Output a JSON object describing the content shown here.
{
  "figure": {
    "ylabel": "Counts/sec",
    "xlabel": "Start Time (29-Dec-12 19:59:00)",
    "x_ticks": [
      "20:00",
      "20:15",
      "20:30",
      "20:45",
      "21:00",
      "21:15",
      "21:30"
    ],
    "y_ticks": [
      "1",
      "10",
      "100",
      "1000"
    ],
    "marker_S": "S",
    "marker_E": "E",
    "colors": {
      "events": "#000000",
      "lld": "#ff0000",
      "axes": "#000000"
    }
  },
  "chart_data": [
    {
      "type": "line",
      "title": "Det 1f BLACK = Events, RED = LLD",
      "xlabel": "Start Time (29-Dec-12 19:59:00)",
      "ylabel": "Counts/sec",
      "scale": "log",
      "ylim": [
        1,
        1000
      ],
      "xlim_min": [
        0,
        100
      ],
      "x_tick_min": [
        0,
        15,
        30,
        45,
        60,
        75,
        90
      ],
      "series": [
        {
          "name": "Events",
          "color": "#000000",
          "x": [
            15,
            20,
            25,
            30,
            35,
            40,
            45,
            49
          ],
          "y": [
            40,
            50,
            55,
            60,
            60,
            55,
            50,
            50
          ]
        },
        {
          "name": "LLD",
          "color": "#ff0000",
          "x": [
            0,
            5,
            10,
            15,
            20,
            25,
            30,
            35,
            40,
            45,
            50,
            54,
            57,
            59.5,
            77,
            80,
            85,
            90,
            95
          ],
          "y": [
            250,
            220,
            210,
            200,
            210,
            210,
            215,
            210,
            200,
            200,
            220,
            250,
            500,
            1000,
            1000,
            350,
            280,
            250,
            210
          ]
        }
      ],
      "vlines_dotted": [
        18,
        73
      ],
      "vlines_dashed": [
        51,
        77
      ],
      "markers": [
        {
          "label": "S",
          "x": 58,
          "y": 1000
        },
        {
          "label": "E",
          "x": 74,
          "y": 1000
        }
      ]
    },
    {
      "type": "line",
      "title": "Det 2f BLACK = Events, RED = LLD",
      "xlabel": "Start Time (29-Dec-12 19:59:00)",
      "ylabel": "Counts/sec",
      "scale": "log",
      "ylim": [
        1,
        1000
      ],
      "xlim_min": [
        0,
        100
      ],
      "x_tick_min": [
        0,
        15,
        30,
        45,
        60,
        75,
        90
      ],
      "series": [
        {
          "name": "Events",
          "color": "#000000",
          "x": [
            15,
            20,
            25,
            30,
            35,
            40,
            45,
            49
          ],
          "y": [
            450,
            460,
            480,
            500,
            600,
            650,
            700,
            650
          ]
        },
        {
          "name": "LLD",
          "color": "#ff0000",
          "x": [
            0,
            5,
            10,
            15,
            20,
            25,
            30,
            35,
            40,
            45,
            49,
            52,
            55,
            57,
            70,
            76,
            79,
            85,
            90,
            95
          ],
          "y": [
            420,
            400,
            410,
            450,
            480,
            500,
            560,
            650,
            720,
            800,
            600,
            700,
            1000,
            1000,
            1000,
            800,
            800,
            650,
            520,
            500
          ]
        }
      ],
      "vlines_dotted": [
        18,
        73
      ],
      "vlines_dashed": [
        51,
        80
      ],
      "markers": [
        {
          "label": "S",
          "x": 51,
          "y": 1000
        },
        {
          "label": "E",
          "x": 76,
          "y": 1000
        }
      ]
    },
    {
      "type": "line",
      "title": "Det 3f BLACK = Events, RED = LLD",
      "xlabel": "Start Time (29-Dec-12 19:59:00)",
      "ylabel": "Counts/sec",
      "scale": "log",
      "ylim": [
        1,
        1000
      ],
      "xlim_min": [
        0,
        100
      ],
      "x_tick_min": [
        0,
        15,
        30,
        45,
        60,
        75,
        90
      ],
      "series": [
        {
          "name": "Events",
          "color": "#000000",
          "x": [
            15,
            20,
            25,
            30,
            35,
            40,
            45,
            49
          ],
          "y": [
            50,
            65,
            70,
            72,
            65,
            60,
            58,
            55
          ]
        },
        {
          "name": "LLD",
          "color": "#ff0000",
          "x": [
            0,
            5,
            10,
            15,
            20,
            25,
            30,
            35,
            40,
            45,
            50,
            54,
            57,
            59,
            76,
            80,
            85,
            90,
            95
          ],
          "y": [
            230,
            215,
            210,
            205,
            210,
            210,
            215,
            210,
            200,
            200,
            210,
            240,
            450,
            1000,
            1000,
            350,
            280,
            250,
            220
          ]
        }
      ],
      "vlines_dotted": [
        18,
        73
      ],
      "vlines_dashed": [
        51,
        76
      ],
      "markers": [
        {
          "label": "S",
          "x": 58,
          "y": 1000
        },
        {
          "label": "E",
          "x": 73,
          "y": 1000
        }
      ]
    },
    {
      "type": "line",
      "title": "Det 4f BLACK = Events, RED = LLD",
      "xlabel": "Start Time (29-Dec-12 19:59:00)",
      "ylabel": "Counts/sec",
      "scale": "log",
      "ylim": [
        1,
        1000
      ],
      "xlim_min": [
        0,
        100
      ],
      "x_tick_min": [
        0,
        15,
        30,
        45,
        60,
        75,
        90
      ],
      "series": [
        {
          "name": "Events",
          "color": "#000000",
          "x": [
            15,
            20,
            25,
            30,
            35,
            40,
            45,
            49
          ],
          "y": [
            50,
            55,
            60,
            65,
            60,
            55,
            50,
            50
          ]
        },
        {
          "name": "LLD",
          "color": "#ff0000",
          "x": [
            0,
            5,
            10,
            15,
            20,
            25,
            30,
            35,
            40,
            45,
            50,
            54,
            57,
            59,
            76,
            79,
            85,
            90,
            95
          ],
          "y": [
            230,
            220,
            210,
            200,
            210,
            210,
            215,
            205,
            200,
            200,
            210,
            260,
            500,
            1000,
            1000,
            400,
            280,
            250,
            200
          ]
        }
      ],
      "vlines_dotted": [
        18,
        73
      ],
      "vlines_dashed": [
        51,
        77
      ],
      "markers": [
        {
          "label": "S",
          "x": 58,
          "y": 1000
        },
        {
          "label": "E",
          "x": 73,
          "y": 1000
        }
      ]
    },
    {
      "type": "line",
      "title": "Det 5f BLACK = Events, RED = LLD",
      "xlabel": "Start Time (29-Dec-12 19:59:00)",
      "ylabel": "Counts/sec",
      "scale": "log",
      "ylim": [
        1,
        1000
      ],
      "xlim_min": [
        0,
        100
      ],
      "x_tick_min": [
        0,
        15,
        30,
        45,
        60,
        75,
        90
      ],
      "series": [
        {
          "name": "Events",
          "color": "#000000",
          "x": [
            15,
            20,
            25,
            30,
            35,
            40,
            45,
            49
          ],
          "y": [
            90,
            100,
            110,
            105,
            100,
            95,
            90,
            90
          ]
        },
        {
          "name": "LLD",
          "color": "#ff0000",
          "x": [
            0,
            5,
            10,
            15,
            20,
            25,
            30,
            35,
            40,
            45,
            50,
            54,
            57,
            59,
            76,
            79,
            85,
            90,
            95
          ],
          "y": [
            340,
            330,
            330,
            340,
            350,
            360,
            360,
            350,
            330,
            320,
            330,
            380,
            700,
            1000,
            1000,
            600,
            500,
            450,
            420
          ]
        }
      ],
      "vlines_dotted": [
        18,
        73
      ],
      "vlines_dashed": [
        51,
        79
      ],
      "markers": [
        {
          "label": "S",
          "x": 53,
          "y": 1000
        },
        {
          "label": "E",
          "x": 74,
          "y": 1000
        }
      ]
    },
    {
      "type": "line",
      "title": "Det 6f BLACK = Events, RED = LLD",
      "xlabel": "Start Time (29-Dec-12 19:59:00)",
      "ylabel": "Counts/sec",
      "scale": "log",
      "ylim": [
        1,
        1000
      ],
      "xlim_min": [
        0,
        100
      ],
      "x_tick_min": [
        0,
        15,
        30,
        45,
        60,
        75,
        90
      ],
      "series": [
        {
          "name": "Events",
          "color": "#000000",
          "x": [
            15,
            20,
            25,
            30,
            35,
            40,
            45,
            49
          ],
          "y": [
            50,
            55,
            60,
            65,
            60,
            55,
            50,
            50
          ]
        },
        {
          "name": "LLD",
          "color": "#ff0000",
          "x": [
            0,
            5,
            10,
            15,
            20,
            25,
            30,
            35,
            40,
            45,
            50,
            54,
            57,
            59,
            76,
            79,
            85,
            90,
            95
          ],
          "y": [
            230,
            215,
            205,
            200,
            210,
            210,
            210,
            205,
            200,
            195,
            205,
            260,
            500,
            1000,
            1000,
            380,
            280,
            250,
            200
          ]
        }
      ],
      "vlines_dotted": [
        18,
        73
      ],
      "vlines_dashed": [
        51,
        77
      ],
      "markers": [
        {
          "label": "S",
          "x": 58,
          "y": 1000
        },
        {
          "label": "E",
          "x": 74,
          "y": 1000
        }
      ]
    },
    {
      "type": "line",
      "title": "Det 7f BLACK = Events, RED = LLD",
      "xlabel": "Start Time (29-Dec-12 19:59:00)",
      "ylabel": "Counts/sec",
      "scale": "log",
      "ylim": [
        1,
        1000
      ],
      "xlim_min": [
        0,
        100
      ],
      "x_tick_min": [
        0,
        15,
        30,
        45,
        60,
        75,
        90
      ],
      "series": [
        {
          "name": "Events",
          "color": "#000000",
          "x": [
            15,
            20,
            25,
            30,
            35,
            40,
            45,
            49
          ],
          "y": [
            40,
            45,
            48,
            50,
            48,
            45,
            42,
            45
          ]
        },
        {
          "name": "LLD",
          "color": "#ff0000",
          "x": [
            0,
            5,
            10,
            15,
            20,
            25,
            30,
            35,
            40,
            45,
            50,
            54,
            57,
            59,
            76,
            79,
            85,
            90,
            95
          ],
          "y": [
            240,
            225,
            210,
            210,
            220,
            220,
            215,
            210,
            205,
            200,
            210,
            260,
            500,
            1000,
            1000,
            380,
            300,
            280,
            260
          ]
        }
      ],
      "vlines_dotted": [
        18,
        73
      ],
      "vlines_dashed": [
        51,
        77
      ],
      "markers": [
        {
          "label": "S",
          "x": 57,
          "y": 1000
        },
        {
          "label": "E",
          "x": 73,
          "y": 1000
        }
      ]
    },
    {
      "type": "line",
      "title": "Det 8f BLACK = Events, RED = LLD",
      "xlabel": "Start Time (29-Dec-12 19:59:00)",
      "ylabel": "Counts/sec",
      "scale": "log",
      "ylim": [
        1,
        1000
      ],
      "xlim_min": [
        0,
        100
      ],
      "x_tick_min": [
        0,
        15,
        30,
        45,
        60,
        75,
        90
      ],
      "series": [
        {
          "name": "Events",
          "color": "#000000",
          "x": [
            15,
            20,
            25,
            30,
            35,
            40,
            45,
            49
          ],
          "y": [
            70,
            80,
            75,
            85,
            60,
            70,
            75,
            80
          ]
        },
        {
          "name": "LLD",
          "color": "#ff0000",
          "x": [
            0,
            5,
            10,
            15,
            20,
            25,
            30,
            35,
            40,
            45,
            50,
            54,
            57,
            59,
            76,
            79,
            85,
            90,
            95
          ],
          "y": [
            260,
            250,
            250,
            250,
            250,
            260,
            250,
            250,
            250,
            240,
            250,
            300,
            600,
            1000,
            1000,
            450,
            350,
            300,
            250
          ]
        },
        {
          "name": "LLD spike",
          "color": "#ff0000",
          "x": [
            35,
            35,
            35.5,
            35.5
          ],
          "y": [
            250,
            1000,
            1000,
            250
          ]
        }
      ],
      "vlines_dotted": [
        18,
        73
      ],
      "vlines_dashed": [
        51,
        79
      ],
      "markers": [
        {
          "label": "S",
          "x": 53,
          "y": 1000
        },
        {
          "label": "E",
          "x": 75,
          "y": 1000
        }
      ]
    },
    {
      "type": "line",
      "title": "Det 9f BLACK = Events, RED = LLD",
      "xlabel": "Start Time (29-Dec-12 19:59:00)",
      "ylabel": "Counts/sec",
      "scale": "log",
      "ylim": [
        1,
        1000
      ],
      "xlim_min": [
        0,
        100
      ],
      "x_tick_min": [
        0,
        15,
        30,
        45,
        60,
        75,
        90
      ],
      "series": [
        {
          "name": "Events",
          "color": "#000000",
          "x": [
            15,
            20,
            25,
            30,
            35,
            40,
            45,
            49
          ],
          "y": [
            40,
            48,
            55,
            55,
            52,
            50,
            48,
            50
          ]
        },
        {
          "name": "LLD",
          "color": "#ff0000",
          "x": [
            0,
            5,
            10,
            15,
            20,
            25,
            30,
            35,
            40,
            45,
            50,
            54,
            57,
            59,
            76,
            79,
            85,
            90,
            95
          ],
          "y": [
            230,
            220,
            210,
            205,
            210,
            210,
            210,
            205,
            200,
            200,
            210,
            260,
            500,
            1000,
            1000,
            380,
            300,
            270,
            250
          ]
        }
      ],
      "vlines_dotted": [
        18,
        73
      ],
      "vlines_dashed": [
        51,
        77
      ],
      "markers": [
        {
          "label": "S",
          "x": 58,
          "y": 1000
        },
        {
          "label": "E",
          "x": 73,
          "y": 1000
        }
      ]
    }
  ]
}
--------------------
* **AIM**
How many lines in the entries contain the string "title"? Answer with the number only.

* **COMPLETED EXERCISE**
9